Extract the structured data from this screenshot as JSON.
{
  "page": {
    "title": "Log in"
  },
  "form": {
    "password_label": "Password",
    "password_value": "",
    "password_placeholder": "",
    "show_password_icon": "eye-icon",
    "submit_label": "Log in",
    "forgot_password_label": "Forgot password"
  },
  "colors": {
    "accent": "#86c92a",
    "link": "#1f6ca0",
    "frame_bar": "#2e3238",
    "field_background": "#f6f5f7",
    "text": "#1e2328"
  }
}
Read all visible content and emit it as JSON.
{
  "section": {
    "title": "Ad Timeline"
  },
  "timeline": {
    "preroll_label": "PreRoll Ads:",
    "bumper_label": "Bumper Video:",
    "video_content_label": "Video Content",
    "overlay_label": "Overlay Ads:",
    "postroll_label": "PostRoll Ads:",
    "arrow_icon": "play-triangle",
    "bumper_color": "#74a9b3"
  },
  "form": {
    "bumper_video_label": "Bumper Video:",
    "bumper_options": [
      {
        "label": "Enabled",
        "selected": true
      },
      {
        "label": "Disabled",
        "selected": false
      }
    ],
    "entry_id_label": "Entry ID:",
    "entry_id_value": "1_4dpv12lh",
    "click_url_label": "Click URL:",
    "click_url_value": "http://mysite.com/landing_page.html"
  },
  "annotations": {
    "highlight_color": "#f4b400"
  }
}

● **Prompt**: Write out the full listing exactly as given.

● **Written solution**:
Extract the structured data from this screenshot as JSON.
{
  "page": {
    "title": "Log in"
  },
  "form": {
    "password_label": "Password",
    "password_value": "",
    "password_placeholder": "",
    "show_password_icon": "eye-icon",
    "submit_label": "Log in",
    "forgot_password_label": "Forgot password"
  },
  "colors": {
    "accent": "#86c92a",
    "link": "#1f6ca0",
    "frame_bar": "#2e3238",
    "field_background": "#f6f5f7",
    "text": "#1e2328"
  }
}
Read all visible content and emit it as JSON.
{
  "section": {
    "title": "Ad Timeline"
  },
  "timeline": {
    "preroll_label": "PreRoll Ads:",
    "bumper_label": "Bumper Video:",
    "video_content_label": "Video Content",
    "overlay_label": "Overlay Ads:",
    "postroll_label": "PostRoll Ads:",
    "arrow_icon": "play-triangle",
    "bumper_color": "#74a9b3"
  },
  "form": {
    "bumper_video_label": "Bumper Video:",
    "bumper_options": [
      {
        "label": "Enabled",
        "selected": true
      },
      {
        "label": "Disabled",
        "selected": false
      }
    ],
    "entry_id_label": "Entry ID:",
    "entry_id_value": "1_4dpv12lh",
    "click_url_label": "Click URL:",
    "click_url_value": "http://mysite.com/landing_page.html"
  },
  "annotations": {
    "highlight_color": "#f4b400"
  }
}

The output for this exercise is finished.